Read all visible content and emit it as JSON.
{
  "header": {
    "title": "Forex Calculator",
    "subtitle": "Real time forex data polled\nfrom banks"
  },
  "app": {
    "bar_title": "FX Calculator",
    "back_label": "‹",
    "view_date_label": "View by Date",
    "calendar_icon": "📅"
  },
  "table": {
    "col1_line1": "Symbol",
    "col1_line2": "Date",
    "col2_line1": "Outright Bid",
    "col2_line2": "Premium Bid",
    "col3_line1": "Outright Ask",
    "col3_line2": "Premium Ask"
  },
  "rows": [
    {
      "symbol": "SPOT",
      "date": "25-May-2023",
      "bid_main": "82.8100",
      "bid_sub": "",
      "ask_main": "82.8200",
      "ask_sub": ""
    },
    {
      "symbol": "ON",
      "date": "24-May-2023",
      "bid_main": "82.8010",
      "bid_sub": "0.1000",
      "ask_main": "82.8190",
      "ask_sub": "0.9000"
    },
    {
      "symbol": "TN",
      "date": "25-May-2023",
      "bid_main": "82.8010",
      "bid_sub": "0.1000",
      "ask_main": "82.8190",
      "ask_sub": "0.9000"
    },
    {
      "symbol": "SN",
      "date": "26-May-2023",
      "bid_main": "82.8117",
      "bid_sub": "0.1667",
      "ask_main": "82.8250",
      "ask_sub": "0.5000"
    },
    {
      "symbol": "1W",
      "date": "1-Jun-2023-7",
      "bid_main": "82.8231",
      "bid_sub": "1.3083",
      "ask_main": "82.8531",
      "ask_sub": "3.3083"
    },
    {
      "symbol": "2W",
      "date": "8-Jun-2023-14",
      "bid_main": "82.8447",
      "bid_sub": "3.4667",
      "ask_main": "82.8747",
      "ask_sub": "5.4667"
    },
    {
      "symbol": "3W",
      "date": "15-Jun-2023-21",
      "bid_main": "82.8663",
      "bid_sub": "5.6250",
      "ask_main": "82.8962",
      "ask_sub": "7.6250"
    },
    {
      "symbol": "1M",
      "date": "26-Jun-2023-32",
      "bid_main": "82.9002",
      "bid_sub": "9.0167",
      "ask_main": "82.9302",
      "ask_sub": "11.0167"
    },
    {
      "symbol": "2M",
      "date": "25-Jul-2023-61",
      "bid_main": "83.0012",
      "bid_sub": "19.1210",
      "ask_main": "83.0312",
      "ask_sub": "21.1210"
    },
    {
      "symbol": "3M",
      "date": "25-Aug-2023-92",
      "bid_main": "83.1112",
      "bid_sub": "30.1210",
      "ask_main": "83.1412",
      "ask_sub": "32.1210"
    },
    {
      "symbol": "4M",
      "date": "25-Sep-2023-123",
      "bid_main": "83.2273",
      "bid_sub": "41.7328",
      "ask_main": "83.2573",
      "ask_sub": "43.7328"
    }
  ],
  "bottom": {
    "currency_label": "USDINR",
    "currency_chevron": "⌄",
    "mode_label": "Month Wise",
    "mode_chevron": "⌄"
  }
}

### [REQUIREMENT]
Determine how many lines of the records above contain the word "Outright", and report only that number.

### [EXERCISE OUTPUT]
2